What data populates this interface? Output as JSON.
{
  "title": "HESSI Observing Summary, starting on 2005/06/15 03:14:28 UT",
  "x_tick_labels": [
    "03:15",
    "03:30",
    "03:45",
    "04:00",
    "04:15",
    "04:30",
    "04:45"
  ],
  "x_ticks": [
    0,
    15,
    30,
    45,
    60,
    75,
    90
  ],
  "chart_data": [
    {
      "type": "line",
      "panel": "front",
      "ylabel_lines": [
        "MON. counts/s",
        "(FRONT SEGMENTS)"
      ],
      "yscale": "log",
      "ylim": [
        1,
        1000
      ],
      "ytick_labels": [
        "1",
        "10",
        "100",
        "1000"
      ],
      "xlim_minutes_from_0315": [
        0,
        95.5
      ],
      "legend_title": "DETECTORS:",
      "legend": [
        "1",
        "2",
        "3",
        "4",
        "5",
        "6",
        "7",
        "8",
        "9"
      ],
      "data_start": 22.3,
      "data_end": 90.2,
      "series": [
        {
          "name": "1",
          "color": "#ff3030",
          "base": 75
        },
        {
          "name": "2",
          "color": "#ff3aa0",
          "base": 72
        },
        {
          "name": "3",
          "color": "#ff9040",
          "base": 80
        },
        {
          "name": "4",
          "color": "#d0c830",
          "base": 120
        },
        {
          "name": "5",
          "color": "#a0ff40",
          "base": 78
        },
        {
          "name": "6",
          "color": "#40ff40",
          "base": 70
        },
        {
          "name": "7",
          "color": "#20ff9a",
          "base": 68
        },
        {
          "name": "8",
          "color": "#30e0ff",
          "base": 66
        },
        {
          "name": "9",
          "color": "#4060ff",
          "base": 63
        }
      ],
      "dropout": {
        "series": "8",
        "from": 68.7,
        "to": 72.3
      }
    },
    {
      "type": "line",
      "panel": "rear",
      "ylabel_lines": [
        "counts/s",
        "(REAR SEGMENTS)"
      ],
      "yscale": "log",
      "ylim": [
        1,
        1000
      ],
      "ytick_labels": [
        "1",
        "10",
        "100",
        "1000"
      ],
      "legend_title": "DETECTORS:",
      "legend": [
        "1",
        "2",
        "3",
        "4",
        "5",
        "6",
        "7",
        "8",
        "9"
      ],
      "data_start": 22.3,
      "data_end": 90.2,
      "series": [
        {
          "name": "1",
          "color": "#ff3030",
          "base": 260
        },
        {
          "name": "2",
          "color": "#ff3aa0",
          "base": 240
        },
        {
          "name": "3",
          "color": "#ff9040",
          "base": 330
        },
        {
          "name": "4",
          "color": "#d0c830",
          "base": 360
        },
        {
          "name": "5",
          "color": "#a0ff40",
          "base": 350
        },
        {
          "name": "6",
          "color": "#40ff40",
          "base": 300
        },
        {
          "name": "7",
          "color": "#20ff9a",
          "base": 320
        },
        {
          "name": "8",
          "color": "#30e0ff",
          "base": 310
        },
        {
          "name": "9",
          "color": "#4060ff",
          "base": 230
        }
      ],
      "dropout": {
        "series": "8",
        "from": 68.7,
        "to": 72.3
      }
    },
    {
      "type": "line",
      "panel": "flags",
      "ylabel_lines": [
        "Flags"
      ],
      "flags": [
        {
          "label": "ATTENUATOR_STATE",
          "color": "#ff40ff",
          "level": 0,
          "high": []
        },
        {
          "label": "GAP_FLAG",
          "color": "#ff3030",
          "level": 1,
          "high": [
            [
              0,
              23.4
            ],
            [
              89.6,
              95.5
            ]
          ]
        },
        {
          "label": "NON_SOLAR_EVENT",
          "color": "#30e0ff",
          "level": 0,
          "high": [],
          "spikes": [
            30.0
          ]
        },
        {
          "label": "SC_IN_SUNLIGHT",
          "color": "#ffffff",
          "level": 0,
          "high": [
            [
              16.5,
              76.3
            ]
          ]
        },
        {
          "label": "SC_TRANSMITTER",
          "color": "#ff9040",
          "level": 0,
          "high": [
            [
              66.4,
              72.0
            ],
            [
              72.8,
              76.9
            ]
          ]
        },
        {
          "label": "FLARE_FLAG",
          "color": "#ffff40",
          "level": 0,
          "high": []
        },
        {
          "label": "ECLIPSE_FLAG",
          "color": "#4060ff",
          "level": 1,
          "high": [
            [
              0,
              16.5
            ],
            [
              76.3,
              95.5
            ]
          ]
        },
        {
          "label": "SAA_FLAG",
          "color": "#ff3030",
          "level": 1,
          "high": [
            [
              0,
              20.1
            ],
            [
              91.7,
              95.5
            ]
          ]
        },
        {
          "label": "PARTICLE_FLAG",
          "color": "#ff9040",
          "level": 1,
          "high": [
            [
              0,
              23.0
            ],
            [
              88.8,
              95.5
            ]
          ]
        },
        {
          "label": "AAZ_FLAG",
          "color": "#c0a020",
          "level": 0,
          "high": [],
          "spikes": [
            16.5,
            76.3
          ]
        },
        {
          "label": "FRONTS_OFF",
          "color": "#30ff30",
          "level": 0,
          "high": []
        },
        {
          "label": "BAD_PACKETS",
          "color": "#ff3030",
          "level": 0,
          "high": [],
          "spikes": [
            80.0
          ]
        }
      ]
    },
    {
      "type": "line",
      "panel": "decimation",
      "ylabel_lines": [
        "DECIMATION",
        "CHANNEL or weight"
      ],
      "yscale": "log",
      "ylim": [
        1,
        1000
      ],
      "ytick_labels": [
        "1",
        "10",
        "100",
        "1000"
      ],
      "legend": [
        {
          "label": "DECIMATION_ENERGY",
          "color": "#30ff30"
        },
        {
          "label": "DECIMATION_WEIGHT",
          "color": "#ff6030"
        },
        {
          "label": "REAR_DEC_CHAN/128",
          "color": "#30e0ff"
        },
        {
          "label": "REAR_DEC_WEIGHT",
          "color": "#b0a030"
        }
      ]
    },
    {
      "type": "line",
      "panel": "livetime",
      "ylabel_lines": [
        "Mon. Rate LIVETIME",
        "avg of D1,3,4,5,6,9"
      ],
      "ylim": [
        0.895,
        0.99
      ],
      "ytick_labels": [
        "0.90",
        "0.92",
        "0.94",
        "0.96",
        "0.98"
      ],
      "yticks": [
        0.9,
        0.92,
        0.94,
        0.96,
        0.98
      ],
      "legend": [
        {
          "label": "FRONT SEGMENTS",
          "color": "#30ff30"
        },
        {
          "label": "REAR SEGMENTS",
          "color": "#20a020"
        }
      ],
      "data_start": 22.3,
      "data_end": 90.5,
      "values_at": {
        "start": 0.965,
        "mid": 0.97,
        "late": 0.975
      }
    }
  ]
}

● STATED PROBLEM
Within the entries above, report how many lines include "SEGMENTS", and keep the answer to the number.

● COMPLETE RESPONSE
4